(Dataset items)
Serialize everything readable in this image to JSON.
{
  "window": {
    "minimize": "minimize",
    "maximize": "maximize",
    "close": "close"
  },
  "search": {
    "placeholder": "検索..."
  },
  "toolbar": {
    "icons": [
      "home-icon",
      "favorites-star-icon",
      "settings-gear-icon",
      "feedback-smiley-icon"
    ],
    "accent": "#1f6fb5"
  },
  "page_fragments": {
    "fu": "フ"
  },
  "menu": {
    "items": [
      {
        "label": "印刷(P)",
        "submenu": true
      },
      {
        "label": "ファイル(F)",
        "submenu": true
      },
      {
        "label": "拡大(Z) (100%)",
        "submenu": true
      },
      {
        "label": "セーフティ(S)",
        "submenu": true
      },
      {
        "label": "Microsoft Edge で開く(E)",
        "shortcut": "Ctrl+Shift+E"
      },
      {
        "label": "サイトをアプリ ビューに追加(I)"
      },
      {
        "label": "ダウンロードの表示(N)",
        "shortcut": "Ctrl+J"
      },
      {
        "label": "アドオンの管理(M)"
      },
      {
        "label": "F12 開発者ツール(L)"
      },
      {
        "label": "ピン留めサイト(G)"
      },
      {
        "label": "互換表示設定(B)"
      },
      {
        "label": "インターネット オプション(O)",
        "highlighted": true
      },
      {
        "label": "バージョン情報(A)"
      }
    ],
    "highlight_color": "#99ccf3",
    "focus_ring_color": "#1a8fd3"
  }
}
* * *
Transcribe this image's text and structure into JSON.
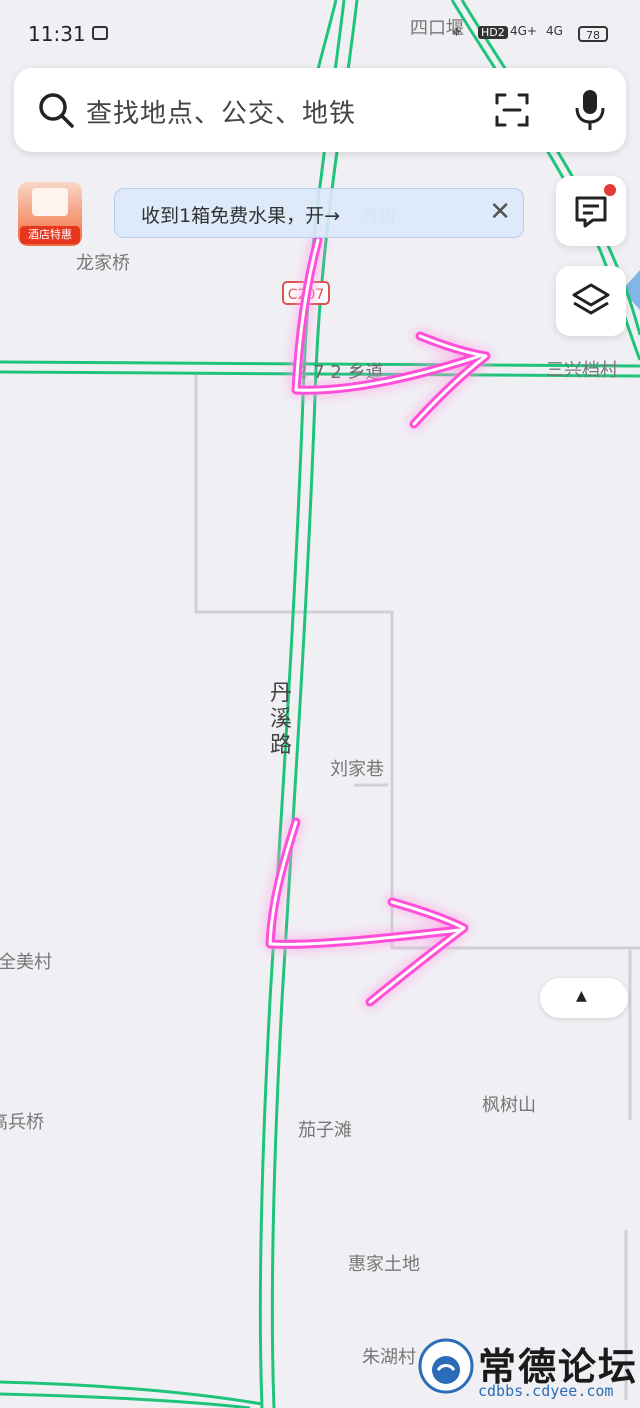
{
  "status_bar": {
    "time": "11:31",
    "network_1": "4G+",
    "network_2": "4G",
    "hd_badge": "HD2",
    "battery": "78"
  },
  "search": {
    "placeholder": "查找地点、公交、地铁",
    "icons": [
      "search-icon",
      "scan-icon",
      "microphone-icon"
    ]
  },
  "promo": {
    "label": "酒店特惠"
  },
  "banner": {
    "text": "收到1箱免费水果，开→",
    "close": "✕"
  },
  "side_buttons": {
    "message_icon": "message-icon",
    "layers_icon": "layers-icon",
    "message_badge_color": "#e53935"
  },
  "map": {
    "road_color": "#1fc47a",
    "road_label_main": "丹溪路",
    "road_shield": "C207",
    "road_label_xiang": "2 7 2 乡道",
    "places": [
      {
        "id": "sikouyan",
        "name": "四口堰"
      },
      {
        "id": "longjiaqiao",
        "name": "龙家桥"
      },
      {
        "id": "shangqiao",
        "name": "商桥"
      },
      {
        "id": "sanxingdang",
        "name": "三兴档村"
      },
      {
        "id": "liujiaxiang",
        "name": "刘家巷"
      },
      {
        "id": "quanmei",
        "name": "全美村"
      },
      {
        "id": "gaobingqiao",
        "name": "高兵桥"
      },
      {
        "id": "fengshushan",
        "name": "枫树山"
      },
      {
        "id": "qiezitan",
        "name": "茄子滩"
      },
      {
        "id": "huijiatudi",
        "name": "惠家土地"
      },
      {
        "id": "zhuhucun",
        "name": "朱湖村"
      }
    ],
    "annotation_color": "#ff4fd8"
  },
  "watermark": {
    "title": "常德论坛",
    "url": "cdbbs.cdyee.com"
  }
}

EXERCISE DIRECTIONS
Say how many lines of the data include the word "shortcut". Respond with the number alone.

ANSWER TO THIS TASK
2